» **YOUR INSTRUCTIONS**
Write out the listing beneath this instruction in its entirety, exactly as it reads.

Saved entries
┄┄┄┄┄┄┄┄┄┄

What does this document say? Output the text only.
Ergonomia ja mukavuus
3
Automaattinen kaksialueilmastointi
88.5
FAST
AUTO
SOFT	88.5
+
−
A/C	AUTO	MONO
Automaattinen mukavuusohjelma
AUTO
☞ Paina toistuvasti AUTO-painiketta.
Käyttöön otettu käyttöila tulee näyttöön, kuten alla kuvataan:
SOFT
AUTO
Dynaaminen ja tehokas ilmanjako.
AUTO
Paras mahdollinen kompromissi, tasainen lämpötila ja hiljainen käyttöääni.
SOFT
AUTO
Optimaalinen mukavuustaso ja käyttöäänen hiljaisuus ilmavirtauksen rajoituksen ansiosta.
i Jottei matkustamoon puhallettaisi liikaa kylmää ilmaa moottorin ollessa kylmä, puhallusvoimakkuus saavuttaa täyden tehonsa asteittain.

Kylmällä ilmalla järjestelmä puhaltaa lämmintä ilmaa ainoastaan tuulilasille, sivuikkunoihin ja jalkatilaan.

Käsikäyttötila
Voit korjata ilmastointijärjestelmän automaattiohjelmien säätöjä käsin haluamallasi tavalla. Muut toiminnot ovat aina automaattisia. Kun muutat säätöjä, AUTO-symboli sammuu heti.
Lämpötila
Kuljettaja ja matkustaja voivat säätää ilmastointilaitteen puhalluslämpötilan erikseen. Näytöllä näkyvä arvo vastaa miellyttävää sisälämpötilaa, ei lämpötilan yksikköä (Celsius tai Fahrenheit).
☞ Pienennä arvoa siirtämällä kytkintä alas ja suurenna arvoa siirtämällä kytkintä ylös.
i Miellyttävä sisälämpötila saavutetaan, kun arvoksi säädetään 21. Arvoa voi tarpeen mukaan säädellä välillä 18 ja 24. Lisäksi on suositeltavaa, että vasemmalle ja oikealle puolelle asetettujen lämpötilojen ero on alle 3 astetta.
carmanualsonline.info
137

┄┄┄┄┄┄┄┄┄┄

» **WRITTEN REPLY**
What does this document say? Output the text only.
Ergonomia ja mukavuus
3
Automaattinen kaksialueilmastointi
88.5
FAST
AUTO
SOFT	88.5
+
−
A/C	AUTO	MONO
Automaattinen mukavuusohjelma
AUTO
☞ Paina toistuvasti AUTO-painiketta.
Käyttöön otettu käyttöila tulee näyttöön, kuten alla kuvataan:
SOFT
AUTO
Dynaaminen ja tehokas ilmanjako.
AUTO
Paras mahdollinen kompromissi, tasainen lämpötila ja hiljainen käyttöääni.
SOFT
AUTO
Optimaalinen mukavuustaso ja käyttöäänen hiljaisuus ilmavirtauksen rajoituksen ansiosta.
i Jottei matkustamoon puhallettaisi liikaa kylmää ilmaa moottorin ollessa kylmä, puhallusvoimakkuus saavuttaa täyden tehonsa asteittain.

Kylmällä ilmalla järjestelmä puhaltaa lämmintä ilmaa ainoastaan tuulilasille, sivuikkunoihin ja jalkatilaan.

Käsikäyttötila
Voit korjata ilmastointijärjestelmän automaattiohjelmien säätöjä käsin haluamallasi tavalla. Muut toiminnot ovat aina automaattisia. Kun muutat säätöjä, AUTO-symboli sammuu heti.
Lämpötila
Kuljettaja ja matkustaja voivat säätää ilmastointilaitteen puhalluslämpötilan erikseen. Näytöllä näkyvä arvo vastaa miellyttävää sisälämpötilaa, ei lämpötilan yksikköä (Celsius tai Fahrenheit).
☞ Pienennä arvoa siirtämällä kytkintä alas ja suurenna arvoa siirtämällä kytkintä ylös.
i Miellyttävä sisälämpötila saavutetaan, kun arvoksi säädetään 21. Arvoa voi tarpeen mukaan säädellä välillä 18 ja 24. Lisäksi on suositeltavaa, että vasemmalle ja oikealle puolelle asetettujen lämpötilojen ero on alle 3 astetta.
carmanualsonline.info
137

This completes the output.